- **GIVEN INSTRUCTION**
Each entry below must be repeated exactly, with pictures left out.

--- begin DATA RECORDS ---

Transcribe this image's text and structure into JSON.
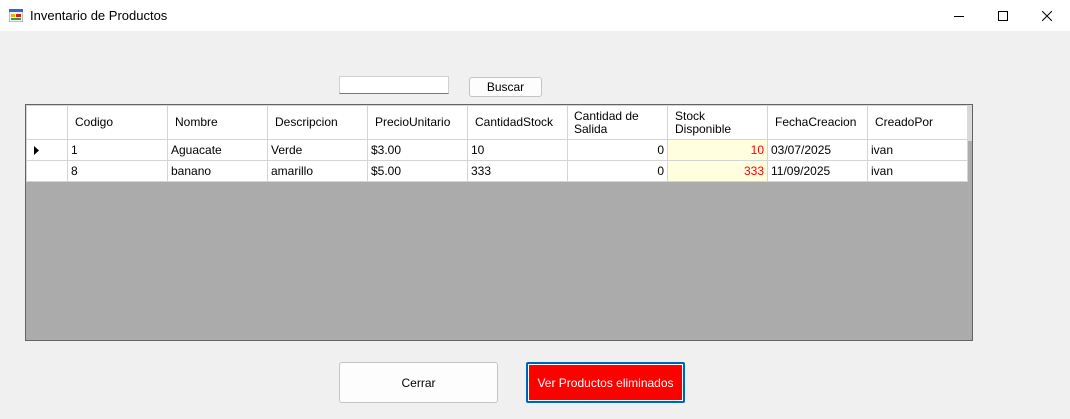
{
  "window": {
    "title": "Inventario de Productos",
    "controls": [
      "minimize-icon",
      "maximize-icon",
      "close-icon"
    ]
  },
  "search": {
    "value": "",
    "button_label": "Buscar"
  },
  "grid": {
    "columns": [
      "Codigo",
      "Nombre",
      "Descripcion",
      "PrecioUnitario",
      "CantidadStock",
      "Cantidad de Salida",
      "Stock Disponible",
      "FechaCreacion",
      "CreadoPor"
    ],
    "rows": [
      {
        "codigo": "1",
        "nombre": "Aguacate",
        "descripcion": "Verde",
        "precio": "$3.00",
        "cantidad_stock": "10",
        "cantidad_salida": "0",
        "stock_disponible": "10",
        "fecha": "03/07/2025",
        "creado_por": "ivan",
        "current": true
      },
      {
        "codigo": "8",
        "nombre": "banano",
        "descripcion": "amarillo",
        "precio": "$5.00",
        "cantidad_stock": "333",
        "cantidad_salida": "0",
        "stock_disponible": "333",
        "fecha": "11/09/2025",
        "creado_por": "ivan",
        "current": false
      }
    ],
    "current_row_icon": "row-selector-arrow-icon"
  },
  "footer": {
    "close_label": "Cerrar",
    "deleted_label": "Ver Productos eliminados"
  },
  "colors": {
    "accent_red": "#ff0000",
    "focus_blue": "#0067c0",
    "stock_cell_bg": "#ffffe0",
    "grid_background": "#ababab"
  }
}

--- end DATA RECORDS ---

- **THE ANSWER**
Transcribe this image's text and structure into JSON.
{
  "window": {
    "title": "Inventario de Productos",
    "controls": [
      "minimize-icon",
      "maximize-icon",
      "close-icon"
    ]
  },
  "search": {
    "value": "",
    "button_label": "Buscar"
  },
  "grid": {
    "columns": [
      "Codigo",
      "Nombre",
      "Descripcion",
      "PrecioUnitario",
      "CantidadStock",
      "Cantidad de Salida",
      "Stock Disponible",
      "FechaCreacion",
      "CreadoPor"
    ],
    "rows": [
      {
        "codigo": "1",
        "nombre": "Aguacate",
        "descripcion": "Verde",
        "precio": "$3.00",
        "cantidad_stock": "10",
        "cantidad_salida": "0",
        "stock_disponible": "10",
        "fecha": "03/07/2025",
        "creado_por": "ivan",
        "current": true
      },
      {
        "codigo": "8",
        "nombre": "banano",
        "descripcion": "amarillo",
        "precio": "$5.00",
        "cantidad_stock": "333",
        "cantidad_salida": "0",
        "stock_disponible": "333",
        "fecha": "11/09/2025",
        "creado_por": "ivan",
        "current": false
      }
    ],
    "current_row_icon": "row-selector-arrow-icon"
  },
  "footer": {
    "close_label": "Cerrar",
    "deleted_label": "Ver Productos eliminados"
  },
  "colors": {
    "accent_red": "#ff0000",
    "focus_blue": "#0067c0",
    "stock_cell_bg": "#ffffe0",
    "grid_background": "#ababab"
  }
}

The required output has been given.